- WHAT IS BEING ASKED -
Below are some records; return each one exactly.

Extracted data entries:
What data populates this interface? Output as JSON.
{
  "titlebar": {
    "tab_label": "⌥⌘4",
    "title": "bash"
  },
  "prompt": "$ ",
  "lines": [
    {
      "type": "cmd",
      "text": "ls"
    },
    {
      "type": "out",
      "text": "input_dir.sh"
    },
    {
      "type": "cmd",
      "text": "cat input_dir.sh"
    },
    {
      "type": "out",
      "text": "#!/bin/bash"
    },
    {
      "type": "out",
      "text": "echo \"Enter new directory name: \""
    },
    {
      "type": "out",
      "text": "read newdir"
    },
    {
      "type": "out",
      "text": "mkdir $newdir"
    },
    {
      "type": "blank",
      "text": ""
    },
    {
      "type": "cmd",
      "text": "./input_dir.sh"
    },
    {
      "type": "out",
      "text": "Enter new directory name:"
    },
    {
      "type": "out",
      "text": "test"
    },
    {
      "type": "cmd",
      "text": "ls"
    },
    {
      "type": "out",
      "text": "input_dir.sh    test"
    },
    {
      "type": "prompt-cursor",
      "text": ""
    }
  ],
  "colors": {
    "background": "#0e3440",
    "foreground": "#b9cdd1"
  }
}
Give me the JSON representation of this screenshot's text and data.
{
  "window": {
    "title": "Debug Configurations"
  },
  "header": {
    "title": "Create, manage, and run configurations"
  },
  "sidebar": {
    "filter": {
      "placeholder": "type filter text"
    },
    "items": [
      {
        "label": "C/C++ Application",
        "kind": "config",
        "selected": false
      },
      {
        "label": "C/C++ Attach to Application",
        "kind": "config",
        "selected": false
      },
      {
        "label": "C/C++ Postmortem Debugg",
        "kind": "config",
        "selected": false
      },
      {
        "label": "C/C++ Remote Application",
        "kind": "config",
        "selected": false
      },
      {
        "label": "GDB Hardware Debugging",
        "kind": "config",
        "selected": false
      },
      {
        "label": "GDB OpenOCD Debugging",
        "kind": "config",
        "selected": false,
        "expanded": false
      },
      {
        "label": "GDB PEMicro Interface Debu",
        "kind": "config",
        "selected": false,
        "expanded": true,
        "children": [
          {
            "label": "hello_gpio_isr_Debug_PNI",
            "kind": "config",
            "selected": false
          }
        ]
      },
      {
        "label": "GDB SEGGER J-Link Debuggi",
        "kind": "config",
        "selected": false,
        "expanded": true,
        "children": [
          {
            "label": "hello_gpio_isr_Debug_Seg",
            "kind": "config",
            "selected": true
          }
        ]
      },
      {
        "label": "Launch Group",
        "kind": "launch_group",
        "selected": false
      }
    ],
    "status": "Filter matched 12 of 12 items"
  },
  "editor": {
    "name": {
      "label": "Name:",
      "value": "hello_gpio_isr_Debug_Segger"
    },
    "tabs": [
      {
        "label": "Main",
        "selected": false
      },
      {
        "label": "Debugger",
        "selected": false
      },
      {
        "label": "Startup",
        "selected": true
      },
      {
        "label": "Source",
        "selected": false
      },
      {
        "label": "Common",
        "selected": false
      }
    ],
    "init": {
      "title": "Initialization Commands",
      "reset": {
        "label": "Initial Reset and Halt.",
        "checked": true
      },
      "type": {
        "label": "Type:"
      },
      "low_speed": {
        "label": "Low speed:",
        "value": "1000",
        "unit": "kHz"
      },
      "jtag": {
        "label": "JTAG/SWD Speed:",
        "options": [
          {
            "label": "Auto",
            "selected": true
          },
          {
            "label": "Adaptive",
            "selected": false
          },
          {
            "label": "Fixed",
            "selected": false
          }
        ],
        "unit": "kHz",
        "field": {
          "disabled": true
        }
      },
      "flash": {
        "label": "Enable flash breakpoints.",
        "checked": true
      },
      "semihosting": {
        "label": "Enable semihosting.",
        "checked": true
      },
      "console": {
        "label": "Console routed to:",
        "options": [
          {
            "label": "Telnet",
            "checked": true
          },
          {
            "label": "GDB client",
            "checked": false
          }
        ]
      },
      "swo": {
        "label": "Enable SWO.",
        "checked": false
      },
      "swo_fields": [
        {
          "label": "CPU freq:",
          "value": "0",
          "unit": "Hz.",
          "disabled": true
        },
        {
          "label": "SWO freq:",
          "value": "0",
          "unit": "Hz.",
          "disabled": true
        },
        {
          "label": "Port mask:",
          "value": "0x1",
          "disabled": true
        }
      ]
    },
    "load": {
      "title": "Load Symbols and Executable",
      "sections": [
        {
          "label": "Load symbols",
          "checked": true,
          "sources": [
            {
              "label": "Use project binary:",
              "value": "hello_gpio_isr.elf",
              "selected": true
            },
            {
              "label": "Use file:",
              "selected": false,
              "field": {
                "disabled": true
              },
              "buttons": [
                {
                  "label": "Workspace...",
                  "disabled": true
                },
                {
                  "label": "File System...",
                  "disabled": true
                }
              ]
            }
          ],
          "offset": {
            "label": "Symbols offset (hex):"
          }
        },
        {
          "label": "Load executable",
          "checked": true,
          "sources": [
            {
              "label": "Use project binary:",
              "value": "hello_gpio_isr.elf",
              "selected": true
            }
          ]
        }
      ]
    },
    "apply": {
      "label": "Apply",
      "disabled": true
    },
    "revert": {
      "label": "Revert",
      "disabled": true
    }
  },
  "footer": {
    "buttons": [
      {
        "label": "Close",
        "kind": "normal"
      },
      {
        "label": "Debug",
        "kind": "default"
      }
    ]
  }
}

- TASK RESULT -
What data populates this interface? Output as JSON.
{
  "titlebar": {
    "tab_label": "⌥⌘4",
    "title": "bash"
  },
  "prompt": "$ ",
  "lines": [
    {
      "type": "cmd",
      "text": "ls"
    },
    {
      "type": "out",
      "text": "input_dir.sh"
    },
    {
      "type": "cmd",
      "text": "cat input_dir.sh"
    },
    {
      "type": "out",
      "text": "#!/bin/bash"
    },
    {
      "type": "out",
      "text": "echo \"Enter new directory name: \""
    },
    {
      "type": "out",
      "text": "read newdir"
    },
    {
      "type": "out",
      "text": "mkdir $newdir"
    },
    {
      "type": "blank",
      "text": ""
    },
    {
      "type": "cmd",
      "text": "./input_dir.sh"
    },
    {
      "type": "out",
      "text": "Enter new directory name:"
    },
    {
      "type": "out",
      "text": "test"
    },
    {
      "type": "cmd",
      "text": "ls"
    },
    {
      "type": "out",
      "text": "input_dir.sh    test"
    },
    {
      "type": "prompt-cursor",
      "text": ""
    }
  ],
  "colors": {
    "background": "#0e3440",
    "foreground": "#b9cdd1"
  }
}
Give me the JSON representation of this screenshot's text and data.
{
  "window": {
    "title": "Debug Configurations"
  },
  "header": {
    "title": "Create, manage, and run configurations"
  },
  "sidebar": {
    "filter": {
      "placeholder": "type filter text"
    },
    "items": [
      {
        "label": "C/C++ Application",
        "kind": "config",
        "selected": false
      },
      {
        "label": "C/C++ Attach to Application",
        "kind": "config",
        "selected": false
      },
      {
        "label": "C/C++ Postmortem Debugg",
        "kind": "config",
        "selected": false
      },
      {
        "label": "C/C++ Remote Application",
        "kind": "config",
        "selected": false
      },
      {
        "label": "GDB Hardware Debugging",
        "kind": "config",
        "selected": false
      },
      {
        "label": "GDB OpenOCD Debugging",
        "kind": "config",
        "selected": false,
        "expanded": false
      },
      {
        "label": "GDB PEMicro Interface Debu",
        "kind": "config",
        "selected": false,
        "expanded": true,
        "children": [
          {
            "label": "hello_gpio_isr_Debug_PNI",
            "kind": "config",
            "selected": false
          }
        ]
      },
      {
        "label": "GDB SEGGER J-Link Debuggi",
        "kind": "config",
        "selected": false,
        "expanded": true,
        "children": [
          {
            "label": "hello_gpio_isr_Debug_Seg",
            "kind": "config",
            "selected": true
          }
        ]
      },
      {
        "label": "Launch Group",
        "kind": "launch_group",
        "selected": false
      }
    ],
    "status": "Filter matched 12 of 12 items"
  },
  "editor": {
    "name": {
      "label": "Name:",
      "value": "hello_gpio_isr_Debug_Segger"
    },
    "tabs": [
      {
        "label": "Main",
        "selected": false
      },
      {
        "label": "Debugger",
        "selected": false
      },
      {
        "label": "Startup",
        "selected": true
      },
      {
        "label": "Source",
        "selected": false
      },
      {
        "label": "Common",
        "selected": false
      }
    ],
    "init": {
      "title": "Initialization Commands",
      "reset": {
        "label": "Initial Reset and Halt.",
        "checked": true
      },
      "type": {
        "label": "Type:"
      },
      "low_speed": {
        "label": "Low speed:",
        "value": "1000",
        "unit": "kHz"
      },
      "jtag": {
        "label": "JTAG/SWD Speed:",
        "options": [
          {
            "label": "Auto",
            "selected": true
          },
          {
            "label": "Adaptive",
            "selected": false
          },
          {
            "label": "Fixed",
            "selected": false
          }
        ],
        "unit": "kHz",
        "field": {
          "disabled": true
        }
      },
      "flash": {
        "label": "Enable flash breakpoints.",
        "checked": true
      },
      "semihosting": {
        "label": "Enable semihosting.",
        "checked": true
      },
      "console": {
        "label": "Console routed to:",
        "options": [
          {
            "label": "Telnet",
            "checked": true
          },
          {
            "label": "GDB client",
            "checked": false
          }
        ]
      },
      "swo": {
        "label": "Enable SWO.",
        "checked": false
      },
      "swo_fields": [
        {
          "label": "CPU freq:",
          "value": "0",
          "unit": "Hz.",
          "disabled": true
        },
        {
          "label": "SWO freq:",
          "value": "0",
          "unit": "Hz.",
          "disabled": true
        },
        {
          "label": "Port mask:",
          "value": "0x1",
          "disabled": true
        }
      ]
    },
    "load": {
      "title": "Load Symbols and Executable",
      "sections": [
        {
          "label": "Load symbols",
          "checked": true,
          "sources": [
            {
              "label": "Use project binary:",
              "value": "hello_gpio_isr.elf",
              "selected": true
            },
            {
              "label": "Use file:",
              "selected": false,
              "field": {
                "disabled": true
              },
              "buttons": [
                {
                  "label": "Workspace...",
                  "disabled": true
                },
                {
                  "label": "File System...",
                  "disabled": true
                }
              ]
            }
          ],
          "offset": {
            "label": "Symbols offset (hex):"
          }
        },
        {
          "label": "Load executable",
          "checked": true,
          "sources": [
            {
              "label": "Use project binary:",
              "value": "hello_gpio_isr.elf",
              "selected": true
            }
          ]
        }
      ]
    },
    "apply": {
      "label": "Apply",
      "disabled": true
    },
    "revert": {
      "label": "Revert",
      "disabled": true
    }
  },
  "footer": {
    "buttons": [
      {
        "label": "Close",
        "kind": "normal"
      },
      {
        "label": "Debug",
        "kind": "default"
      }
    ]
  }
}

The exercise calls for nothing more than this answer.